DATA SUPPLIED
-- begin --
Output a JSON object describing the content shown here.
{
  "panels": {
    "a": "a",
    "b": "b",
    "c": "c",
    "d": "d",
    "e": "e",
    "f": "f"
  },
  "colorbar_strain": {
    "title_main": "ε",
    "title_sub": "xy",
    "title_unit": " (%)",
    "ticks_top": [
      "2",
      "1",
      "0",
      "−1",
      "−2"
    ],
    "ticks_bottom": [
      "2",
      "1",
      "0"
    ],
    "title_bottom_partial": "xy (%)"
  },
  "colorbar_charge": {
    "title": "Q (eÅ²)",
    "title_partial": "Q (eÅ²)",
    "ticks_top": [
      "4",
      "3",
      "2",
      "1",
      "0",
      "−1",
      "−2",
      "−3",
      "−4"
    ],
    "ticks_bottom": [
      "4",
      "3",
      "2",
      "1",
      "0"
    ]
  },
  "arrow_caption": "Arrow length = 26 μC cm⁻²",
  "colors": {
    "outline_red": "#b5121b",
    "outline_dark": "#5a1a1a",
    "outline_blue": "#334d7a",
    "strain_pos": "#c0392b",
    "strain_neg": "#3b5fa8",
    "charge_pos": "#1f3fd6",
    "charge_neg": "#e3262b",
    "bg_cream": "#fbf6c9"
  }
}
-- end --
STATED TASK
Each record above must be given again exactly.

OUTPUT
Output a JSON object describing the content shown here.
{
  "panels": {
    "a": "a",
    "b": "b",
    "c": "c",
    "d": "d",
    "e": "e",
    "f": "f"
  },
  "colorbar_strain": {
    "title_main": "ε",
    "title_sub": "xy",
    "title_unit": " (%)",
    "ticks_top": [
      "2",
      "1",
      "0",
      "−1",
      "−2"
    ],
    "ticks_bottom": [
      "2",
      "1",
      "0"
    ],
    "title_bottom_partial": "xy (%)"
  },
  "colorbar_charge": {
    "title": "Q (eÅ²)",
    "title_partial": "Q (eÅ²)",
    "ticks_top": [
      "4",
      "3",
      "2",
      "1",
      "0",
      "−1",
      "−2",
      "−3",
      "−4"
    ],
    "ticks_bottom": [
      "4",
      "3",
      "2",
      "1",
      "0"
    ]
  },
  "arrow_caption": "Arrow length = 26 μC cm⁻²",
  "colors": {
    "outline_red": "#b5121b",
    "outline_dark": "#5a1a1a",
    "outline_blue": "#334d7a",
    "strain_pos": "#c0392b",
    "strain_neg": "#3b5fa8",
    "charge_pos": "#1f3fd6",
    "charge_neg": "#e3262b",
    "bg_cream": "#fbf6c9"
  }
}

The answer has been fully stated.